* [Records from a data source]:
════

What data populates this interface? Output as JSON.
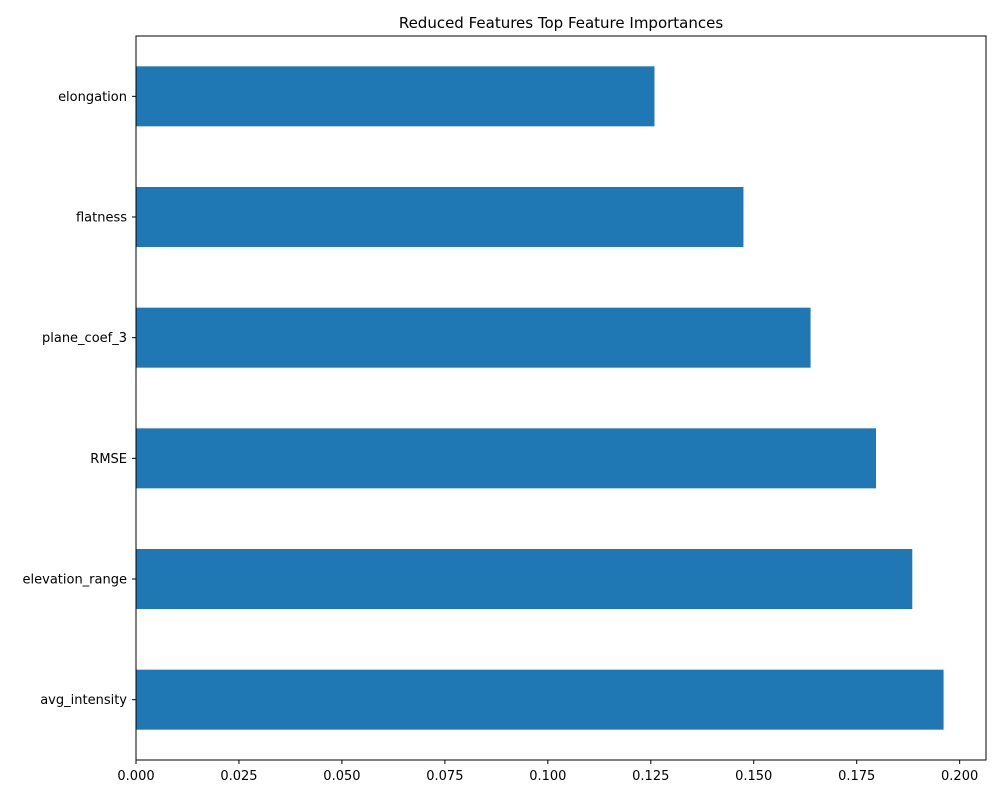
{
  "chart_data": {
    "type": "bar",
    "orientation": "horizontal",
    "title": "Reduced Features Top Feature Importances",
    "xlabel": "",
    "ylabel": "",
    "categories": [
      "elongation",
      "flatness",
      "plane_coef_3",
      "RMSE",
      "elevation_range",
      "avg_intensity"
    ],
    "values": [
      0.1259,
      0.1475,
      0.1638,
      0.1797,
      0.1885,
      0.1961
    ],
    "xlim": [
      0.0,
      0.2064
    ],
    "xticks": [
      0.0,
      0.025,
      0.05,
      0.075,
      0.1,
      0.125,
      0.15,
      0.175,
      0.2
    ],
    "xtick_labels": [
      "0.000",
      "0.025",
      "0.050",
      "0.075",
      "0.100",
      "0.125",
      "0.150",
      "0.175",
      "0.200"
    ],
    "bar_color": "#1f77b4",
    "grid": false,
    "legend": false
  }
}
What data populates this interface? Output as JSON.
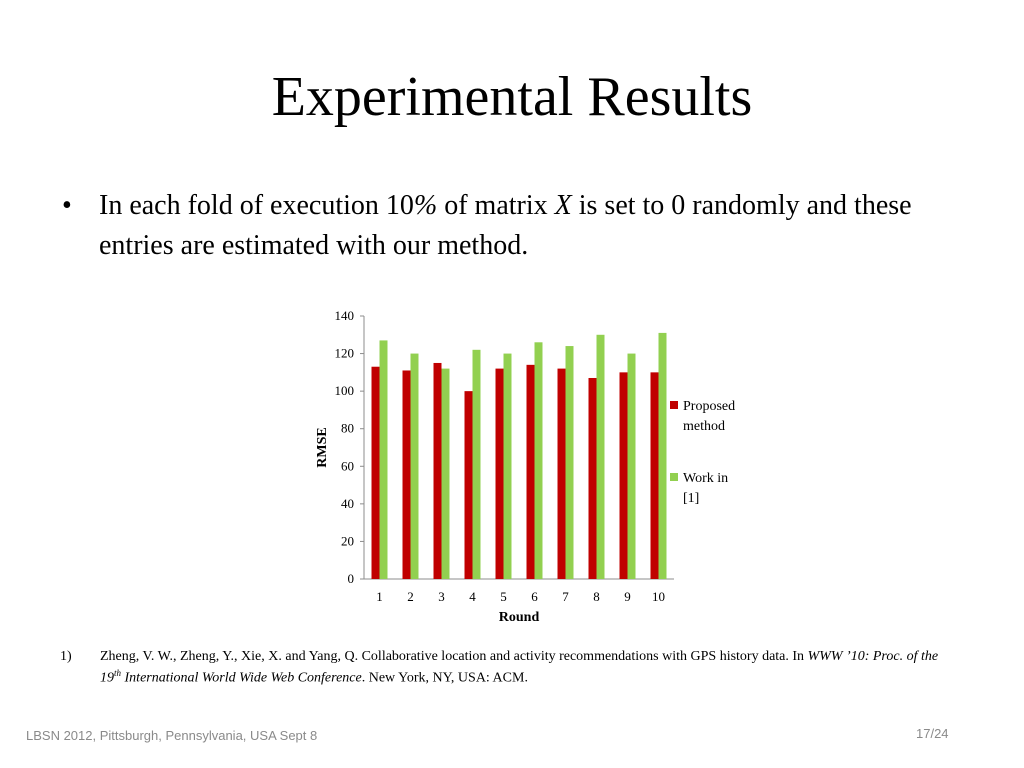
{
  "slide": {
    "title": "Experimental Results",
    "bullet_marker": "•",
    "bullet_parts": [
      "In each fold of execution 10",
      "%",
      " of matrix ",
      "X",
      " is set to 0 randomly and these entries are estimated with our method."
    ],
    "reference": {
      "number": "1)",
      "part1": "Zheng, V. W., Zheng, Y., Xie, X. and Yang, Q. Collaborative location and activity recommendations with GPS history data. In ",
      "italic_a": "WWW ’10: Proc. of the 19",
      "sup": "th",
      "italic_b": " International World Wide Web Conference",
      "part2": ". New York, NY, USA: ACM."
    },
    "footer": "LBSN 2012, Pittsburgh, Pennsylvania, USA  Sept 8",
    "page_number": "17/24"
  },
  "chart_data": {
    "type": "bar",
    "categories": [
      "1",
      "2",
      "3",
      "4",
      "5",
      "6",
      "7",
      "8",
      "9",
      "10"
    ],
    "series": [
      {
        "name": "Proposed method",
        "legend_lines": [
          "Proposed",
          "method"
        ],
        "color": "#c00000",
        "values": [
          113,
          111,
          115,
          100,
          112,
          114,
          112,
          107,
          110,
          110
        ]
      },
      {
        "name": "Work in [1]",
        "legend_lines": [
          "Work in",
          "[1]"
        ],
        "color": "#92d050",
        "values": [
          127,
          120,
          112,
          122,
          120,
          126,
          124,
          130,
          120,
          131
        ]
      }
    ],
    "xlabel": "Round",
    "ylabel": "RMSE",
    "ylim": [
      0,
      140
    ],
    "yticks": [
      0,
      20,
      40,
      60,
      80,
      100,
      120,
      140
    ],
    "grid": false,
    "legend": "right"
  }
}
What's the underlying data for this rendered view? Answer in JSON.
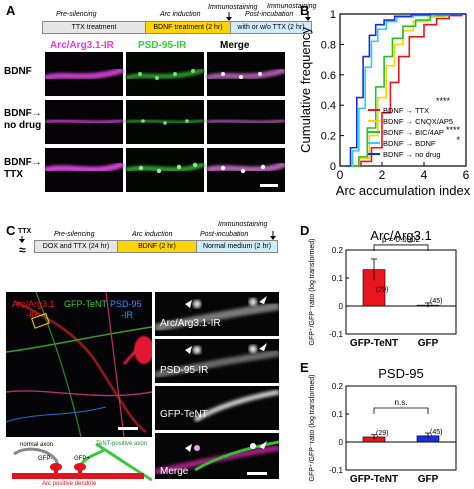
{
  "panelA": {
    "label": "A",
    "timeline": {
      "silencing_phase": "Pre-silencing",
      "silencing_bar": "TTX treatment",
      "induction_phase": "Arc induction",
      "induction_bar": "BDNF treatment (2 hr)",
      "postinc_phase": "Post-incubation",
      "postinc_bar": "with or w/o TTX (2 hr)",
      "immuno1": "Immunostaining",
      "immuno2": "Immunostaining",
      "colors": {
        "silencing": "#e6e6e6",
        "induction": "#ffd400",
        "postinc": "#cfeaf8"
      }
    },
    "col_headers": [
      "Arc/Arg3.1-IR",
      "PSD-95-IR",
      "Merge"
    ],
    "col_colors": [
      "#e838e8",
      "#3cc83c",
      "#000000"
    ],
    "row_labels": [
      [
        "BDNF"
      ],
      [
        "BDNF→",
        "no drug"
      ],
      [
        "BDNF→",
        "TTX"
      ]
    ]
  },
  "panelB": {
    "label": "B",
    "chart_data": {
      "type": "line",
      "title": "",
      "xlabel": "Arc accumulation index",
      "ylabel": "Cumulative frequency",
      "xlim": [
        0,
        6
      ],
      "ylim": [
        0,
        1
      ],
      "xticks": [
        "0",
        "2",
        "4",
        "6"
      ],
      "yticks": [
        "0",
        "0.2",
        "0.4",
        "0.6",
        "0.8",
        "1"
      ],
      "series": [
        {
          "name": "BDNF → TTX",
          "color": "#e8141e",
          "x": [
            0.3,
            1.0,
            1.5,
            2.0,
            2.4,
            2.8,
            3.3,
            4.0,
            4.6,
            5.2,
            5.8
          ],
          "y": [
            0,
            0.03,
            0.12,
            0.35,
            0.55,
            0.72,
            0.85,
            0.93,
            0.97,
            0.99,
            1
          ]
        },
        {
          "name": "BDNF → CNQX/AP5",
          "color": "#ffd400",
          "x": [
            0.3,
            0.9,
            1.4,
            1.8,
            2.2,
            2.6,
            3.0,
            3.5,
            4.2,
            5.0
          ],
          "y": [
            0,
            0.05,
            0.2,
            0.45,
            0.66,
            0.8,
            0.89,
            0.95,
            0.98,
            1
          ]
        },
        {
          "name": "BDNF → BIC/4AP",
          "color": "#2bbf2b",
          "x": [
            0.3,
            0.9,
            1.3,
            1.7,
            2.1,
            2.5,
            3.0,
            3.6,
            4.3,
            5.2
          ],
          "y": [
            0,
            0.06,
            0.25,
            0.52,
            0.72,
            0.84,
            0.92,
            0.96,
            0.99,
            1
          ]
        },
        {
          "name": "BDNF → BDNF",
          "color": "#2fd0f0",
          "x": [
            0.2,
            0.6,
            0.9,
            1.2,
            1.5,
            1.8,
            2.2,
            2.7,
            3.5,
            4.5
          ],
          "y": [
            0,
            0.1,
            0.38,
            0.65,
            0.82,
            0.9,
            0.95,
            0.98,
            0.99,
            1
          ]
        },
        {
          "name": "BDNF → no drug",
          "color": "#1a2fd6",
          "x": [
            0.2,
            0.5,
            0.8,
            1.1,
            1.4,
            1.7,
            2.1,
            2.6,
            3.4,
            4.3
          ],
          "y": [
            0,
            0.12,
            0.45,
            0.72,
            0.86,
            0.93,
            0.96,
            0.985,
            0.995,
            1
          ]
        }
      ],
      "legend_position": "bottom-right",
      "significance": [
        "****",
        "****",
        "*"
      ]
    }
  },
  "panelC": {
    "label": "C",
    "timeline": {
      "ttx_label": "TTX",
      "break_symbol": "≈",
      "silencing_phase": "Pre-silencing",
      "silencing_bar": "DOX and TTX (24 hr)",
      "induction_phase": "Arc induction",
      "induction_bar": "BDNF (2 hr)",
      "postinc_phase": "Post-incubation",
      "postinc_bar": "Normal medium (2 hr)",
      "immuno": "Immunostaining",
      "colors": {
        "silencing": "#e6e6e6",
        "induction": "#ffd400",
        "postinc": "#cfeaf8"
      }
    },
    "main_labels": {
      "arc": "Arc/Arg3.1",
      "ir1": "-IR",
      "gfp": "GFP-TeNT",
      "psd": "PSD-95",
      "ir2": "-IR"
    },
    "zoom_labels": [
      "Arc/Arg3.1-IR",
      "PSD-95-IR",
      "GFP-TeNT",
      "Merge"
    ],
    "schematic": {
      "normal_axon": "normal axon",
      "tent_axon": "TeNT-positive axon",
      "gfp_minus": "GFP-",
      "gfp_plus": "GFP+",
      "dendrite": "Arc positive dendrite"
    }
  },
  "panelD": {
    "label": "D",
    "chart_data": {
      "type": "bar",
      "title": "Arc/Arg3.1",
      "ylabel": "GFP⁺/GFP⁻ratio (log transformed)",
      "categories": [
        "GFP-TeNT",
        "GFP"
      ],
      "values": [
        0.13,
        0.003
      ],
      "errors": [
        0.038,
        0.008
      ],
      "n_labels": [
        "(29)",
        "(45)"
      ],
      "colors": [
        "#e8141e",
        "#1a2fd6"
      ],
      "ylim": [
        -0.1,
        0.2
      ],
      "yticks": [
        "-0.1",
        "0",
        "0.1",
        "0.2"
      ],
      "pvalue": "p = 0.0002"
    }
  },
  "panelE": {
    "label": "E",
    "chart_data": {
      "type": "bar",
      "title": "PSD-95",
      "ylabel": "GFP⁺/GFP⁻ratio (log transformed)",
      "categories": [
        "GFP-TeNT",
        "GFP"
      ],
      "values": [
        0.018,
        0.022
      ],
      "errors": [
        0.008,
        0.01
      ],
      "n_labels": [
        "(29)",
        "(45)"
      ],
      "colors": [
        "#e8141e",
        "#1a2fd6"
      ],
      "ylim": [
        -0.1,
        0.2
      ],
      "yticks": [
        "-0.1",
        "0",
        "0.1",
        "0.2"
      ],
      "pvalue": "n.s."
    }
  }
}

════

* [Given exercise]:
Pull out every line containing "TeNT".

* [Output for this task]:
      "gfp": "GFP-TeNT",
      "GFP-TeNT",
      "tent_axon": "TeNT-positive axon",
        "GFP-TeNT",
        "GFP-TeNT",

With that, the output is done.